Exercise brief: Only the lines from the one containing "Output the text content of this document." through the final line of the material below should be output, exactly as they stand.

[Saved entries]
--

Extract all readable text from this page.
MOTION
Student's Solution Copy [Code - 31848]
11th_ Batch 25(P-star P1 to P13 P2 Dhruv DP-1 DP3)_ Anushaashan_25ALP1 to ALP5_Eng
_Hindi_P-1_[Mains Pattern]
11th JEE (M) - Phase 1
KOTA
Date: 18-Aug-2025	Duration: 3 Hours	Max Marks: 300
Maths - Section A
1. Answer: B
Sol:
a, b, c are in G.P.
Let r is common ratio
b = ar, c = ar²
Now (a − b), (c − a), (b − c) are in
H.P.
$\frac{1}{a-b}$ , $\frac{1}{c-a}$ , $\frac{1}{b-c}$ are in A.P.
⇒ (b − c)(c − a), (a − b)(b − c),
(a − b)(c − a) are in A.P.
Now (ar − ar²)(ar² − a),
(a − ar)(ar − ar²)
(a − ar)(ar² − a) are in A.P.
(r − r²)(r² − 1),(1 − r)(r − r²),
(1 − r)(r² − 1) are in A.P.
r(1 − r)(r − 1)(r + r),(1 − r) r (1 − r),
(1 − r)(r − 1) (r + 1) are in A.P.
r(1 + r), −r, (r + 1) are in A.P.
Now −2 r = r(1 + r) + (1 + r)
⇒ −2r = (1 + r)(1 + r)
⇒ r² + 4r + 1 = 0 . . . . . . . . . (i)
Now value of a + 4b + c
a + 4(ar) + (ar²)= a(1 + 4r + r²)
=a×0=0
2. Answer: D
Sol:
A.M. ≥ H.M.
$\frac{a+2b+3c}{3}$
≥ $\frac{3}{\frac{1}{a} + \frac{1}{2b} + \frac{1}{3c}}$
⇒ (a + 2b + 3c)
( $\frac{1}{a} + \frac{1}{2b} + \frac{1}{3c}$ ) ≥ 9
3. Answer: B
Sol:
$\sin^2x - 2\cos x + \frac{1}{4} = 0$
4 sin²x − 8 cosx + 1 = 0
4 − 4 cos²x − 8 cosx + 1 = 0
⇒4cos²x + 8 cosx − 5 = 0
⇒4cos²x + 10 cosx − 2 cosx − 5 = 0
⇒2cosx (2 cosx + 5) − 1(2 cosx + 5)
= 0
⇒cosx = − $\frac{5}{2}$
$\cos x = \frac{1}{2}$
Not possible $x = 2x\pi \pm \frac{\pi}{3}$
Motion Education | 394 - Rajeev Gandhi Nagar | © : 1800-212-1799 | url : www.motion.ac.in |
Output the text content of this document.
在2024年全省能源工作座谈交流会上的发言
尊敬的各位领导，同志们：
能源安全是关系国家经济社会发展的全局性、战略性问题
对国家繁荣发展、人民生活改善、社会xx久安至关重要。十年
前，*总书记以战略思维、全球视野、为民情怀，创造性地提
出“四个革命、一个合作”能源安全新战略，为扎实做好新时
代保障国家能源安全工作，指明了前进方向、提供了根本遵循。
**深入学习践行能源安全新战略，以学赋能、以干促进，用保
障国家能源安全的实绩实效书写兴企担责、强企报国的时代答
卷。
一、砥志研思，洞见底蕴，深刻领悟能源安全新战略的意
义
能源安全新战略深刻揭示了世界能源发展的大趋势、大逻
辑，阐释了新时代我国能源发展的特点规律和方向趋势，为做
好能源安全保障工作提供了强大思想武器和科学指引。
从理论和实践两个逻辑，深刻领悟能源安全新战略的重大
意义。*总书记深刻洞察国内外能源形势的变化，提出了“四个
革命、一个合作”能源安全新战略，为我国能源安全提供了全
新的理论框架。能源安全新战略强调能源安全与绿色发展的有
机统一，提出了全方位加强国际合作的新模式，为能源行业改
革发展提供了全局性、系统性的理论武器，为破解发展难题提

--

Exercise solution:
Output the text content of this document.
在2024年全省能源工作座谈交流会上的发言
尊敬的各位领导，同志们：
能源安全是关系国家经济社会发展的全局性、战略性问题
对国家繁荣发展、人民生活改善、社会xx久安至关重要。十年
前，*总书记以战略思维、全球视野、为民情怀，创造性地提
出“四个革命、一个合作”能源安全新战略，为扎实做好新时
代保障国家能源安全工作，指明了前进方向、提供了根本遵循。
**深入学习践行能源安全新战略，以学赋能、以干促进，用保
障国家能源安全的实绩实效书写兴企担责、强企报国的时代答
卷。
一、砥志研思，洞见底蕴，深刻领悟能源安全新战略的意
义
能源安全新战略深刻揭示了世界能源发展的大趋势、大逻
辑，阐释了新时代我国能源发展的特点规律和方向趋势，为做
好能源安全保障工作提供了强大思想武器和科学指引。
从理论和实践两个逻辑，深刻领悟能源安全新战略的重大
意义。*总书记深刻洞察国内外能源形势的变化，提出了“四个
革命、一个合作”能源安全新战略，为我国能源安全提供了全
新的理论框架。能源安全新战略强调能源安全与绿色发展的有
机统一，提出了全方位加强国际合作的新模式，为能源行业改
革发展提供了全局性、系统性的理论武器，为破解发展难题提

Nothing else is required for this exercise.